THE INPUT:
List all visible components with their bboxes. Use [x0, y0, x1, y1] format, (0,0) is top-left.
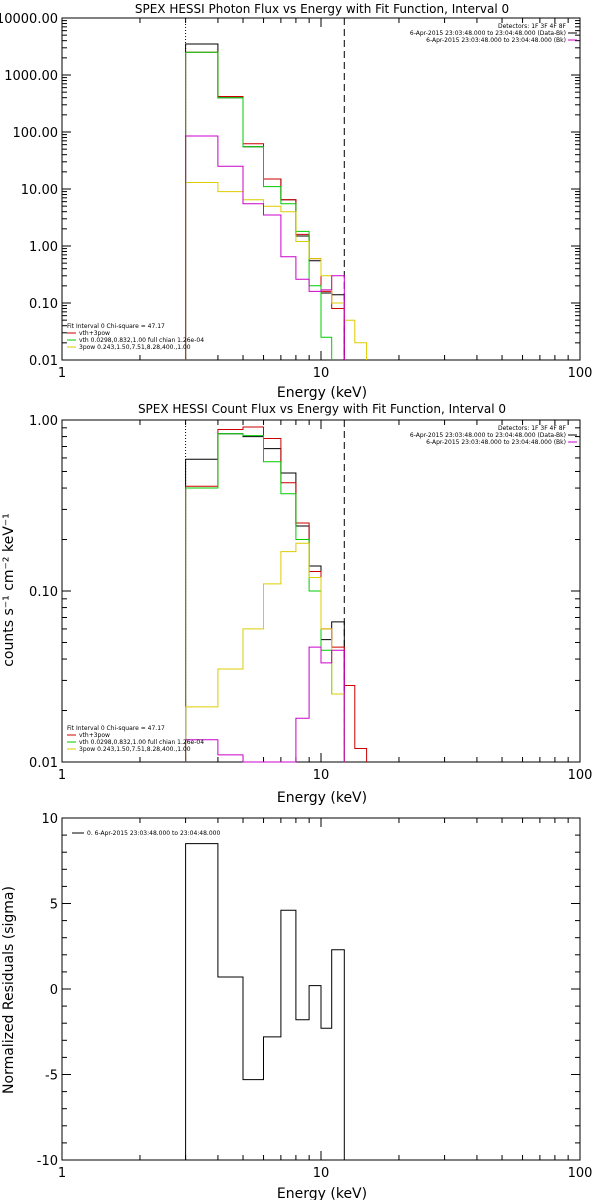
residuals-panel: Energy (keV) Normalized Residuals (sigma… [1, 812, 592, 1200]
photon-flux-x-tick-label: 1 [58, 366, 66, 381]
count-flux-series-1 [185, 426, 368, 762]
photon-flux-x-tick-label: 10 [313, 366, 330, 381]
count-flux-series-2 [185, 433, 345, 762]
photon-flux-series-1 [185, 51, 345, 360]
residuals-legend-entry: 0. 6-Apr-2015 23:03:48.000 to 23:04:48.0… [87, 830, 220, 837]
photon-flux-legend-bottom-entry: vth 0.0298,0.832,1.00 full chian 1.26e-0… [79, 337, 204, 344]
count-flux-legend-bottom-entry: 3pow 0.243,1.50,7.51,8.28,400.,1.00 [79, 746, 191, 753]
count-flux-title: SPEX HESSI Count Flux vs Energy with Fit… [138, 402, 506, 416]
photon-flux-series-4 [185, 135, 345, 360]
residuals-xlabel: Energy (keV) [277, 1186, 367, 1200]
count-flux-y-tick-label: 1.00 [29, 414, 58, 429]
photon-flux-y-tick-label: 1.00 [29, 240, 58, 255]
residuals-y-tick-label: -5 [45, 1069, 58, 1084]
count-flux-series-0 [185, 433, 345, 762]
residuals-x-tick-label: 1 [58, 1166, 66, 1181]
photon-flux-xlabel: Energy (keV) [277, 385, 367, 401]
count-flux-series-4 [185, 646, 345, 763]
photon-flux-legend-bottom-entry: Fit Interval 0 Chi-square = 47.17 [67, 323, 165, 330]
count-flux-x-tick-label: 1 [58, 768, 66, 783]
photon-flux-title: SPEX HESSI Photon Flux vs Energy with Fi… [135, 2, 509, 16]
count-flux-ylabel: counts s⁻¹ cm⁻² keV⁻¹ [1, 513, 17, 667]
photon-flux-legend-top-entry: Detectors: 1F 3F 4F 8F [498, 23, 567, 30]
photon-flux-series-3 [185, 182, 368, 360]
photon-flux-y-tick-label: 1000.00 [4, 69, 58, 84]
photon-flux-y-tick-label: 0.01 [29, 354, 58, 369]
photon-flux-x-tick-label: 100 [568, 366, 593, 381]
photon-flux-legend-top-entry: 6-Apr-2015 23:03:48.000 to 23:04:48.000 … [410, 30, 566, 37]
count-flux-y-tick-label: 0.01 [29, 756, 58, 771]
residuals-x-tick-label: 100 [568, 1166, 593, 1181]
residuals-y-tick-label: 0 [50, 983, 58, 998]
residuals-y-tick-label: 10 [41, 812, 58, 827]
residuals-y-tick-label: 5 [50, 898, 58, 913]
count-flux-legend-top-entry: Detectors: 1F 3F 4F 8F [498, 425, 567, 432]
photon-flux-legend-top-entry: 6-Apr-2015 23:03:48.000 to 23:04:48.000 … [426, 37, 566, 44]
count-flux-x-tick-label: 100 [568, 768, 593, 783]
count-flux-legend-bottom-entry: Fit Interval 0 Chi-square = 47.17 [67, 725, 165, 732]
photon-flux-legend-bottom-entry: vth+3pow [79, 330, 110, 337]
photon-flux-y-tick-label: 10.00 [21, 183, 58, 198]
photon-flux-y-tick-label: 0.10 [29, 297, 58, 312]
residuals-x-tick-label: 10 [313, 1166, 330, 1181]
count-flux-series-3 [185, 542, 345, 762]
photon-flux-y-tick-label: 10000.00 [0, 12, 58, 27]
count-flux-y-tick-label: 0.10 [29, 585, 58, 600]
count-flux-legend-top-entry: 6-Apr-2015 23:03:48.000 to 23:04:48.000 … [410, 432, 566, 439]
photon-flux-panel: SPEX HESSI Photon Flux vs Energy with Fi… [0, 2, 592, 401]
count-flux-legend-bottom-entry: vth 0.0298,0.832,1.00 full chian 1.26e-0… [79, 739, 204, 746]
count-flux-xlabel: Energy (keV) [277, 790, 367, 806]
count-flux-x-tick-label: 10 [313, 768, 330, 783]
residuals-y-tick-label: -10 [37, 1154, 58, 1169]
count-flux-legend-bottom-entry: vth+3pow [79, 732, 110, 739]
photon-flux-series-0 [185, 43, 345, 360]
residuals-series-0 [185, 843, 345, 1160]
photon-flux-legend-bottom-entry: 3pow 0.243,1.50,7.51,8.28,400.,1.00 [79, 344, 191, 351]
count-flux-legend-top-entry: 6-Apr-2015 23:03:48.000 to 23:04:48.000 … [426, 439, 566, 446]
count-flux-panel: SPEX HESSI Count Flux vs Energy with Fit… [1, 402, 592, 806]
photon-flux-series-2 [185, 51, 333, 360]
residuals-ylabel: Normalized Residuals (sigma) [1, 886, 17, 1094]
photon-flux-y-tick-label: 100.00 [13, 126, 59, 141]
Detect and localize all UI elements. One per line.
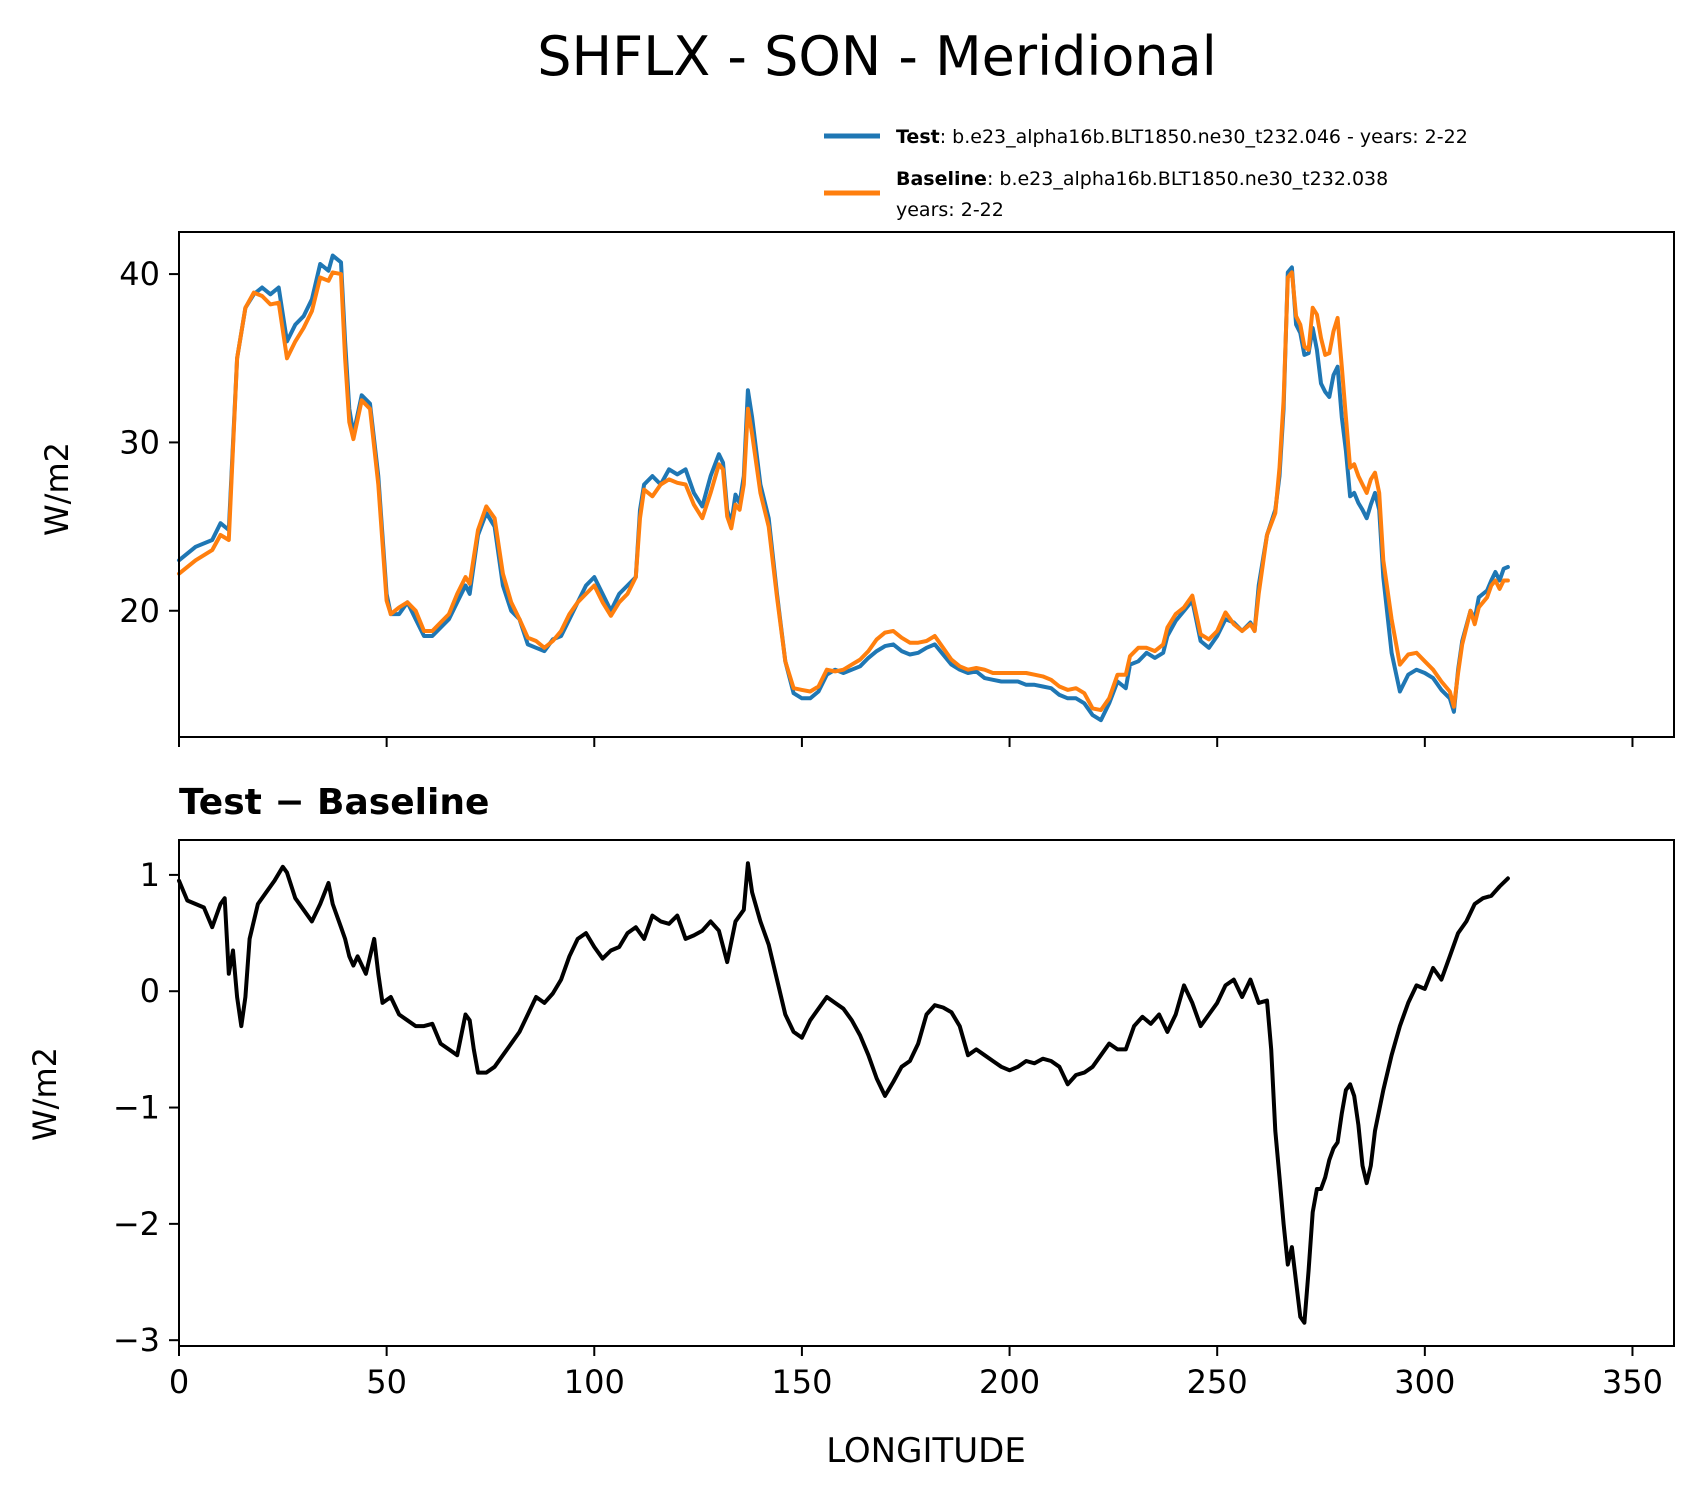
legend-baseline-label: Baseline: b.e23_alpha16b.BLT1850.ne30_t2… bbox=[896, 168, 1388, 190]
bottom-xlabel: LONGITUDE bbox=[826, 1431, 1026, 1471]
figure-title: SHFLX - SON - Meridional bbox=[537, 25, 1216, 88]
bottom-panel: Test − Baseline 0 50 100 150 200 250 300 35010−… bbox=[26, 782, 1675, 1471]
top-ytick-label: 40 bbox=[119, 255, 160, 293]
top-ytick-label: 20 bbox=[119, 592, 160, 630]
bottom-ylabel: W/m2 bbox=[26, 1047, 64, 1141]
bottom-xtick-label: 250 bbox=[1187, 1363, 1248, 1401]
bottom-ytick-label: 0 bbox=[140, 972, 160, 1010]
top-ytick-label: 30 bbox=[119, 423, 160, 461]
bottom-ytick-label: 1 bbox=[140, 856, 160, 894]
bottom-ticks: 0 50 100 150 200 250 300 350 1 0 −1 −2 −3 bbox=[113, 856, 1663, 1401]
bottom-xtick-label: 350 bbox=[1602, 1363, 1663, 1401]
legend: Test: b.e23_alpha16b.BLT1850.ne30_t232.0… bbox=[824, 126, 1468, 221]
top-axes-frame bbox=[178, 231, 1675, 738]
bottom-ytick-label: −1 bbox=[113, 1089, 160, 1127]
series-line-test-baseline bbox=[177, 861, 1510, 1325]
bottom-xtick-label: 0 bbox=[169, 1363, 189, 1401]
top-series bbox=[177, 253, 1510, 723]
bottom-series bbox=[177, 861, 1510, 1325]
series-line-baseline bbox=[177, 270, 1510, 713]
bottom-ytick-label: −3 bbox=[113, 1321, 160, 1359]
bottom-xtick-label: 200 bbox=[979, 1363, 1040, 1401]
bottom-axes-frame bbox=[178, 839, 1675, 1347]
series-line-test bbox=[177, 253, 1510, 723]
top-ylabel: W/m2 bbox=[38, 442, 76, 536]
top-panel: 20 30 40 W/m2 bbox=[38, 231, 1675, 747]
top-ticks: 20 30 40 bbox=[119, 255, 1634, 747]
bottom-xtick-label: 150 bbox=[771, 1363, 832, 1401]
legend-baseline-years: years: 2-22 bbox=[896, 199, 1004, 221]
bottom-ytick-label: −2 bbox=[113, 1205, 160, 1243]
legend-test-label: Test: b.e23_alpha16b.BLT1850.ne30_t232.0… bbox=[896, 126, 1468, 148]
bottom-panel-title: Test − Baseline bbox=[179, 782, 489, 823]
bottom-xtick-label: 50 bbox=[366, 1363, 407, 1401]
bottom-xtick-label: 300 bbox=[1394, 1363, 1455, 1401]
bottom-xtick-label: 100 bbox=[564, 1363, 625, 1401]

PROMPT:
Could you rewrite every line of the records above as a numbered list, skipping blank lines and leaving the pictures out?

SOLUTION TO THE EXERCISE:
1. List all visible components with their bboxes. Use [x0, y0, x1, y1] format, (0,0) is top-left.
2. residuals-panel: Energy (keV) Normalized Residuals (sigma… [1, 812, 592, 1200]
3. photon-flux-x-tick-label: 1 [58, 366, 66, 381]
4. count-flux-series-1 [185, 426, 368, 762]
5. photon-flux-x-tick-label: 10 [313, 366, 330, 381]
6. count-flux-series-2 [185, 433, 345, 762]
7. photon-flux-series-1 [185, 51, 345, 360]
8. residuals-legend-entry: 0. 6-Apr-2015 23:03:48.000 to 23:04:48.0… [87, 830, 220, 837]
9. photon-flux-legend-bottom-entry: vth 0.0298,0.832,1.00 full chian 1.26e-0… [79, 337, 204, 344]
10. count-flux-legend-bottom-entry: 3pow 0.243,1.50,7.51,8.28,400.,1.00 [79, 746, 191, 753]
11. count-flux-title: SPEX HESSI Count Flux vs Energy with Fit… [138, 402, 506, 416]
12. photon-flux-series-4 [185, 135, 345, 360]
13. residuals-xlabel: Energy (keV) [277, 1186, 367, 1200]
14. count-flux-y-tick-label: 1.00 [29, 414, 58, 429]
15. photon-flux-y-tick-label: 1.00 [29, 240, 58, 255]
16. residuals-y-tick-label: -5 [45, 1069, 58, 1084]
17. count-flux-series-0 [185, 433, 345, 762]
18. residuals-x-tick-label: 1 [58, 1166, 66, 1181]
19. photon-flux-xlabel: Energy (keV) [277, 385, 367, 401]
20. count-flux-series-4 [185, 646, 345, 763]
21. photon-flux-legend-bottom-entry: Fit Interval 0 Chi-square = 47.17 [67, 323, 165, 330]
22. count-flux-x-tick-label: 1 [58, 768, 66, 783]
23. photon-flux-title: SPEX HESSI Photon Flux vs Energy with Fi… [135, 2, 509, 16]
24. count-flux-ylabel: counts s⁻¹ cm⁻² keV⁻¹ [1, 513, 17, 667]
25. photon-flux-legend-top-entry: Detectors: 1F 3F 4F 8F [498, 23, 567, 30]
26. photon-flux-series-3 [185, 182, 368, 360]
27. photon-flux-y-tick-label: 1000.00 [4, 69, 58, 84]
28. photon-flux-y-tick-label: 0.01 [29, 354, 58, 369]
29. photon-flux-x-tick-label: 100 [568, 366, 593, 381]
30. photon-flux-legend-top-entry: 6-Apr-2015 23:03:48.000 to 23:04:48.000 … [410, 30, 566, 37]
31. count-flux-y-tick-label: 0.01 [29, 756, 58, 771]
32. residuals-x-tick-label: 100 [568, 1166, 593, 1181]
33. residuals-y-tick-label: 0 [50, 983, 58, 998]
34. residuals-y-tick-label: 10 [41, 812, 58, 827]
35. residuals-y-tick-label: 5 [50, 898, 58, 913]
36. count-flux-legend-top-entry: Detectors: 1F 3F 4F 8F [498, 425, 567, 432]
37. photon-flux-legend-top-entry: 6-Apr-2015 23:03:48.000 to 23:04:48.000 … [426, 37, 566, 44]
38. count-flux-x-tick-label: 100 [568, 768, 593, 783]
39. count-flux-legend-bottom-entry: Fit Interval 0 Chi-square = 47.17 [67, 725, 165, 732]
40. photon-flux-legend-bottom-entry: vth+3pow [79, 330, 110, 337]
41. photon-flux-y-tick-label: 10.00 [21, 183, 58, 198]
42. photon-flux-y-tick-label: 0.10 [29, 297, 58, 312]
43. residuals-x-tick-label: 10 [313, 1166, 330, 1181]
44. count-flux-series-3 [185, 542, 345, 762]
45. photon-flux-y-tick-label: 10000.00 [0, 12, 58, 27]
46. count-flux-y-tick-label: 0.10 [29, 585, 58, 600]
47. count-flux-legend-top-entry: 6-Apr-2015 23:03:48.000 to 23:04:48.000 … [410, 432, 566, 439]
48. photon-flux-panel: SPEX HESSI Photon Flux vs Energy with Fi… [0, 2, 592, 401]
49. count-flux-legend-bottom-entry: vth 0.0298,0.832,1.00 full chian 1.26e-0… [79, 739, 204, 746]
50. count-flux-xlabel: Energy (keV) [277, 790, 367, 806]
51. count-flux-x-tick-label: 10 [313, 768, 330, 783]
52. residuals-y-tick-label: -10 [37, 1154, 58, 1169]
53. count-flux-legend-bottom-entry: vth+3pow [79, 732, 110, 739]
54. photon-flux-series-0 [185, 43, 345, 360]
55. residuals-series-0 [185, 843, 345, 1160]
56. photon-flux-legend-bottom-entry: 3pow 0.243,1.50,7.51,8.28,400.,1.00 [79, 344, 191, 351]
57. count-flux-legend-top-entry: 6-Apr-2015 23:03:48.000 to 23:04:48.000 … [426, 439, 566, 446]
58. count-flux-panel: SPEX HESSI Count Flux vs Energy with Fit… [1, 402, 592, 806]
59. photon-flux-series-2 [185, 51, 333, 360]
60. residuals-ylabel: Normalized Residuals (sigma) [1, 886, 17, 1094]
61. photon-flux-y-tick-label: 100.00 [13, 126, 59, 141]
62. Detect and localize all UI elements. One per line.
63. legend-baseline-label: Baseline: b.e23_alpha16b.BLT1850.ne30_t2… bbox=[896, 168, 1388, 190]
64. bottom-xlabel: LONGITUDE bbox=[826, 1431, 1026, 1471]
65. figure-title: SHFLX - SON - Meridional bbox=[537, 25, 1216, 88]
66. bottom-panel: Test − Baseline 0 50 100 150 200 250 300 35010−… bbox=[26, 782, 1675, 1471]
67. top-ytick-label: 40 bbox=[119, 255, 160, 293]
68. top-ytick-label: 20 bbox=[119, 592, 160, 630]
69. bottom-ylabel: W/m2 bbox=[26, 1047, 64, 1141]
70. bottom-xtick-label: 250 bbox=[1187, 1363, 1248, 1401]
71. bottom-ytick-label: 0 bbox=[140, 972, 160, 1010]
72. top-ytick-label: 30 bbox=[119, 423, 160, 461]
73. bottom-ytick-label: 1 bbox=[140, 856, 160, 894]
74. bottom-ticks: 0 50 100 150 200 250 300 350 1 0 −1 −2 −3 bbox=[113, 856, 1663, 1401]
75. bottom-xtick-label: 350 bbox=[1602, 1363, 1663, 1401]
76. legend: Test: b.e23_alpha16b.BLT1850.ne30_t232.0… bbox=[824, 126, 1468, 221]
77. top-axes-frame bbox=[178, 231, 1675, 738]
78. bottom-ytick-label: −1 bbox=[113, 1089, 160, 1127]
79. series-line-test-baseline bbox=[177, 861, 1510, 1325]
80. bottom-xtick-label: 0 bbox=[169, 1363, 189, 1401]
81. top-series bbox=[177, 253, 1510, 723]
82. bottom-series bbox=[177, 861, 1510, 1325]
83. series-line-baseline bbox=[177, 270, 1510, 713]
84. bottom-ytick-label: −3 bbox=[113, 1321, 160, 1359]
85. bottom-xtick-label: 200 bbox=[979, 1363, 1040, 1401]
86. bottom-axes-frame bbox=[178, 839, 1675, 1347]
87. series-line-test bbox=[177, 253, 1510, 723]
88. top-ylabel: W/m2 bbox=[38, 442, 76, 536]
89. top-panel: 20 30 40 W/m2 bbox=[38, 231, 1675, 747]
90. top-ticks: 20 30 40 bbox=[119, 255, 1634, 747]
91. bottom-xtick-label: 150 bbox=[771, 1363, 832, 1401]
92. legend-baseline-years: years: 2-22 bbox=[896, 199, 1004, 221]
93. bottom-ytick-label: −2 bbox=[113, 1205, 160, 1243]
94. legend-test-label: Test: b.e23_alpha16b.BLT1850.ne30_t232.0… bbox=[896, 126, 1468, 148]
95. bottom-panel-title: Test − Baseline bbox=[179, 782, 489, 823]
96. bottom-xtick-label: 50 bbox=[366, 1363, 407, 1401]
97. bottom-xtick-label: 300 bbox=[1394, 1363, 1455, 1401]
98. bottom-xtick-label: 100 bbox=[564, 1363, 625, 1401]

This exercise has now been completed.